Reproduce every entry exactly.

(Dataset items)
--
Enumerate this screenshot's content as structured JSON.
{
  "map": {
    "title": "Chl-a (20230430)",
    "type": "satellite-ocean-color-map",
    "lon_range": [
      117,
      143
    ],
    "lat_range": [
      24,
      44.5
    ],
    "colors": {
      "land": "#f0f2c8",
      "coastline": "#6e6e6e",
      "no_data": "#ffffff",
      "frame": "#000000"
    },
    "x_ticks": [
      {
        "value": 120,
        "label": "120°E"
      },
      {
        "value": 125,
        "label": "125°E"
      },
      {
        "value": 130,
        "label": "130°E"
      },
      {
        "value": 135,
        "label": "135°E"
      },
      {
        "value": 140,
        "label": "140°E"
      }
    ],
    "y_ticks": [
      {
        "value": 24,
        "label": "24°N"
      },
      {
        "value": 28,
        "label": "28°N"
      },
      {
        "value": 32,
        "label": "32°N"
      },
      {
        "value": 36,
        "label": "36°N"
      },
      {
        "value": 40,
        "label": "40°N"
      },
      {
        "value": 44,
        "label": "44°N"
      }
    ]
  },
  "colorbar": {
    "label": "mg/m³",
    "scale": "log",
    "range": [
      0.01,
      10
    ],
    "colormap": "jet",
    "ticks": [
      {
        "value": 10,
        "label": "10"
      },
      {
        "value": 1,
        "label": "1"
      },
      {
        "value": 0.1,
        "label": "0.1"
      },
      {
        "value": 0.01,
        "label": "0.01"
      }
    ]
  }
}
--
RESULT BELOW —
Enumerate this screenshot's content as structured JSON.
{
  "map": {
    "title": "Chl-a (20230430)",
    "type": "satellite-ocean-color-map",
    "lon_range": [
      117,
      143
    ],
    "lat_range": [
      24,
      44.5
    ],
    "colors": {
      "land": "#f0f2c8",
      "coastline": "#6e6e6e",
      "no_data": "#ffffff",
      "frame": "#000000"
    },
    "x_ticks": [
      {
        "value": 120,
        "label": "120°E"
      },
      {
        "value": 125,
        "label": "125°E"
      },
      {
        "value": 130,
        "label": "130°E"
      },
      {
        "value": 135,
        "label": "135°E"
      },
      {
        "value": 140,
        "label": "140°E"
      }
    ],
    "y_ticks": [
      {
        "value": 24,
        "label": "24°N"
      },
      {
        "value": 28,
        "label": "28°N"
      },
      {
        "value": 32,
        "label": "32°N"
      },
      {
        "value": 36,
        "label": "36°N"
      },
      {
        "value": 40,
        "label": "40°N"
      },
      {
        "value": 44,
        "label": "44°N"
      }
    ]
  },
  "colorbar": {
    "label": "mg/m³",
    "scale": "log",
    "range": [
      0.01,
      10
    ],
    "colormap": "jet",
    "ticks": [
      {
        "value": 10,
        "label": "10"
      },
      {
        "value": 1,
        "label": "1"
      },
      {
        "value": 0.1,
        "label": "0.1"
      },
      {
        "value": 0.01,
        "label": "0.01"
      }
    ]
  }
}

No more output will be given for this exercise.